Data extract:
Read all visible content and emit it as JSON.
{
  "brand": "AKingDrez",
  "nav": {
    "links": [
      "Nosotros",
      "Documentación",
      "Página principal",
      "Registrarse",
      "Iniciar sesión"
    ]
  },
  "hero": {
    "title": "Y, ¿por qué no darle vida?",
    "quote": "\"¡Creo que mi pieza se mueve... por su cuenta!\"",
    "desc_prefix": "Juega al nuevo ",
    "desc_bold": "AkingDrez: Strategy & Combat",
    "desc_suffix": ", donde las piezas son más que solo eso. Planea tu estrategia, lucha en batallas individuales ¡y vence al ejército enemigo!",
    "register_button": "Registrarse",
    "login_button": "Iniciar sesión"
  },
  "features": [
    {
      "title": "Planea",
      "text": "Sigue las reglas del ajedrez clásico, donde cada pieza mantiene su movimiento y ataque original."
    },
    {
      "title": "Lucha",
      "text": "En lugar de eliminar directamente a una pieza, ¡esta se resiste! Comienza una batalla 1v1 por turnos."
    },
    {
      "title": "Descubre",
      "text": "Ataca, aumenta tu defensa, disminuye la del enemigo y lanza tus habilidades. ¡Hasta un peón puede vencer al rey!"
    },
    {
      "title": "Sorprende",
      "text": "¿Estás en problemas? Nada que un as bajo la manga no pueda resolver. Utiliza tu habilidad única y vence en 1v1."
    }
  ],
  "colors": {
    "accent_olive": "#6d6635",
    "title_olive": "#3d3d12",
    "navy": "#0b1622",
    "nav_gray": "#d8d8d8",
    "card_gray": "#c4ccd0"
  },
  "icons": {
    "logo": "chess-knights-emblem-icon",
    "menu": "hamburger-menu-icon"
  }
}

--

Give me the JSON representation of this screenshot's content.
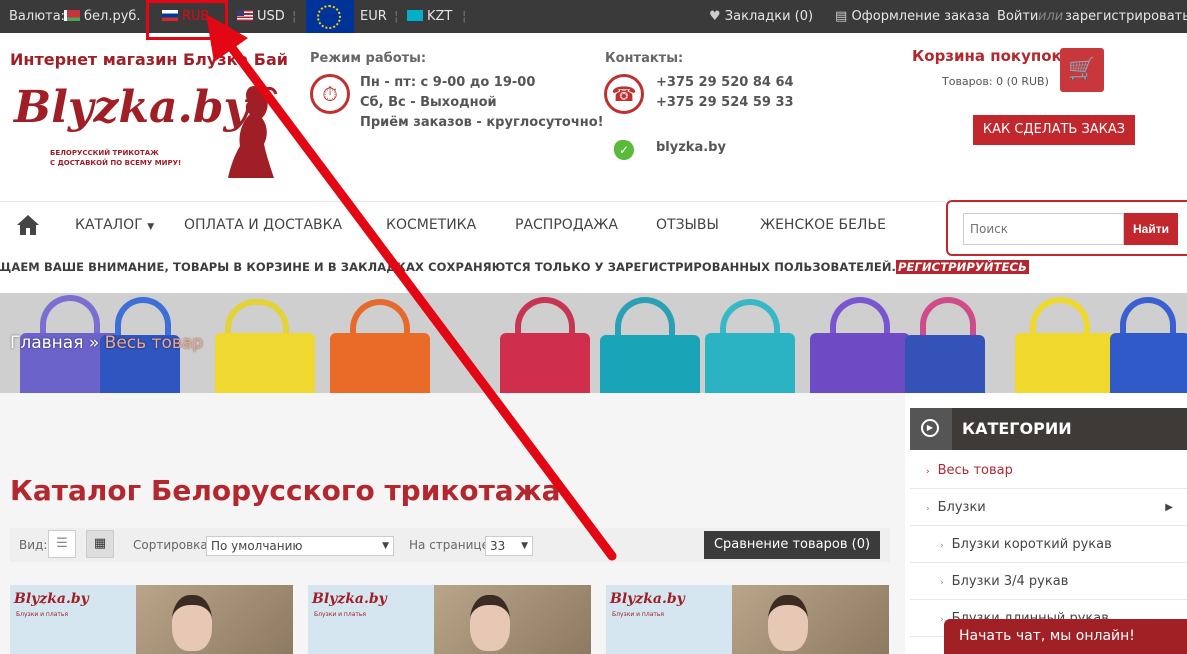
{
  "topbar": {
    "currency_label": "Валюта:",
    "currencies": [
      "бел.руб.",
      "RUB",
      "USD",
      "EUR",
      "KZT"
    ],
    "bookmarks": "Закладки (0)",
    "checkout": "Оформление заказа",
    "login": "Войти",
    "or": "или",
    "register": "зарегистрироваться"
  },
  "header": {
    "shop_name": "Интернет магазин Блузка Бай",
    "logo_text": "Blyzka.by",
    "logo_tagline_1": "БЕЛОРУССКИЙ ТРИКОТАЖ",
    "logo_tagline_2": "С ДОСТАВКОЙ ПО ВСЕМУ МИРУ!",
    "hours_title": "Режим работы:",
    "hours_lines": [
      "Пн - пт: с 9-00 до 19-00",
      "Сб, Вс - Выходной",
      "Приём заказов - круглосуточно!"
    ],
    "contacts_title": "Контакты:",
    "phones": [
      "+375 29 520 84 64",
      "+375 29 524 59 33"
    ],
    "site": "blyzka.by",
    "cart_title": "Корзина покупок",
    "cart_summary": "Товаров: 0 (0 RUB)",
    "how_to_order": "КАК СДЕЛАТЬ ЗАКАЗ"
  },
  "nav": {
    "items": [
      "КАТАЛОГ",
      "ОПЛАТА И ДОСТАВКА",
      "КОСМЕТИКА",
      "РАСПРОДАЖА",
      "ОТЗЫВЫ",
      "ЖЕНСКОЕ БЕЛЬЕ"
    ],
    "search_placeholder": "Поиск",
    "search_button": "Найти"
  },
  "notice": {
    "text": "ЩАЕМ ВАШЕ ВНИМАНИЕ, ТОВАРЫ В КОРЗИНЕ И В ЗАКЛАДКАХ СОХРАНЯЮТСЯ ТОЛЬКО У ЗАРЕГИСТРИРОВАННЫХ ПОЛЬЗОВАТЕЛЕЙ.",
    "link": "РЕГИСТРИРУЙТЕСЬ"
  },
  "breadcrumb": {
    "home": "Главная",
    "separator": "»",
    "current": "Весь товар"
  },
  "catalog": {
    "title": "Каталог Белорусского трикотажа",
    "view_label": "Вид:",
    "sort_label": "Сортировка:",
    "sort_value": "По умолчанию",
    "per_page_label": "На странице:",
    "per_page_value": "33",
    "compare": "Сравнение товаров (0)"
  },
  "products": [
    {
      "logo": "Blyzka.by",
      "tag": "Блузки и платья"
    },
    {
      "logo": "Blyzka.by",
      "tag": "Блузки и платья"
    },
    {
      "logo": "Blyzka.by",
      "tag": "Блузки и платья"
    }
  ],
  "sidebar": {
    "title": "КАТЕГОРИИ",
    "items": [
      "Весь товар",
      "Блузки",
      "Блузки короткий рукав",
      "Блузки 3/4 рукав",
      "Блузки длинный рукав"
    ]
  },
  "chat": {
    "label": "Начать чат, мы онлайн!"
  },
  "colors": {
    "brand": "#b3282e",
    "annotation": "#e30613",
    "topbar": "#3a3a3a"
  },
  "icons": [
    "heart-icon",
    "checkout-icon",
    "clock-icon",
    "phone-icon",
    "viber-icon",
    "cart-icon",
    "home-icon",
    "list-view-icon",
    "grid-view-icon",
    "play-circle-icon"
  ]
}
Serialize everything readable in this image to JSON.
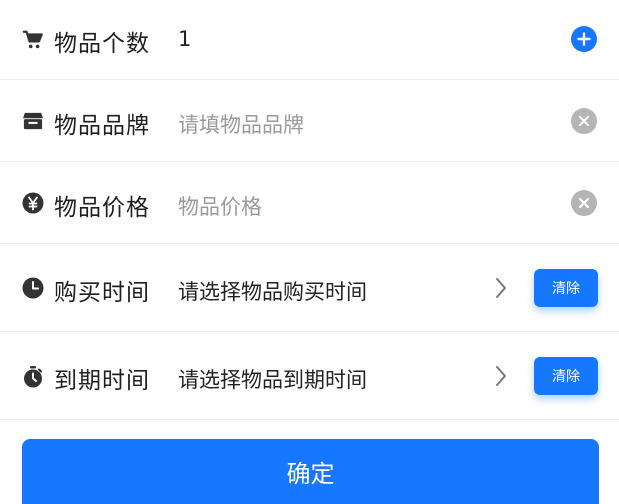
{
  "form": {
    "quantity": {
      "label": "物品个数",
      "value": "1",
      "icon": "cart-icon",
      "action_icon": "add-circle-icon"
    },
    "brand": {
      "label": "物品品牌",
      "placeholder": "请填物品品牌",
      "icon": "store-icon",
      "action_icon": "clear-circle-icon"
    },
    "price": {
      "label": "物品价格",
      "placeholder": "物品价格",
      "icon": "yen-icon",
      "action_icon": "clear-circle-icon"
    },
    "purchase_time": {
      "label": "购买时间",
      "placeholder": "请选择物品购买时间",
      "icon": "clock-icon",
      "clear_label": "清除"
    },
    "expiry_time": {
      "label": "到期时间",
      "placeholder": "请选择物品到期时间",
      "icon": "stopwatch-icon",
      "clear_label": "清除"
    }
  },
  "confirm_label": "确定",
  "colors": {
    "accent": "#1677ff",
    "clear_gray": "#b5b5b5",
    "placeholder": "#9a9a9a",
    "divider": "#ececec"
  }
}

---

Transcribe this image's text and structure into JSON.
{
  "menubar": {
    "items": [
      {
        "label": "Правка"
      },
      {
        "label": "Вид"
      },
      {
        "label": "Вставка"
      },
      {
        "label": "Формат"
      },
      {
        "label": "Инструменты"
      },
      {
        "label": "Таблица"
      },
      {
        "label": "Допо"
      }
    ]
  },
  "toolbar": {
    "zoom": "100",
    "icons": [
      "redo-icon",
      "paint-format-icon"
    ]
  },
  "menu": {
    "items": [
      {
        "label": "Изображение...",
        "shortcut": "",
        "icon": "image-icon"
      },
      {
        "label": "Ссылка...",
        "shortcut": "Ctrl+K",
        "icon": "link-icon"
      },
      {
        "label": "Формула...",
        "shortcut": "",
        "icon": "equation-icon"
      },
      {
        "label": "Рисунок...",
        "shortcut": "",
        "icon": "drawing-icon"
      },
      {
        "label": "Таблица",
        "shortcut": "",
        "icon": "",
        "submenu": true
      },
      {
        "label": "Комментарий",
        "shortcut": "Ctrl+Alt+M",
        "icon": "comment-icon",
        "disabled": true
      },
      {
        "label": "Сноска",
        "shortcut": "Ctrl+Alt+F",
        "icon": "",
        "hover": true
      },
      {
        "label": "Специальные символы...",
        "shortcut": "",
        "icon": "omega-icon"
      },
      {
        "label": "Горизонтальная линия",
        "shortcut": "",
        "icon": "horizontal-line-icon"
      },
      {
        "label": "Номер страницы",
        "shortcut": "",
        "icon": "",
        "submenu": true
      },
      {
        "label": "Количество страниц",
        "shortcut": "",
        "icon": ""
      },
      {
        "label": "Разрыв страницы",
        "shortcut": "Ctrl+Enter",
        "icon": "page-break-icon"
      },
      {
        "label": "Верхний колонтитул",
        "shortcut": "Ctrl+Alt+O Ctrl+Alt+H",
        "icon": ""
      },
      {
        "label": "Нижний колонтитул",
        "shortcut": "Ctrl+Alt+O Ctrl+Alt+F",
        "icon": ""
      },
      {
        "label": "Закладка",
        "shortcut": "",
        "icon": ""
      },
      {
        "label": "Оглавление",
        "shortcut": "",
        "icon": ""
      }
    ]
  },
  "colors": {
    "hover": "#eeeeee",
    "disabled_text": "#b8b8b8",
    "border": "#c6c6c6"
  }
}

Instructions to follow:
All lines holding the word "страницы" should be picked out and copied.

Answer to this exercise:
        "label": "Номер страницы",
        "label": "Разрыв страницы",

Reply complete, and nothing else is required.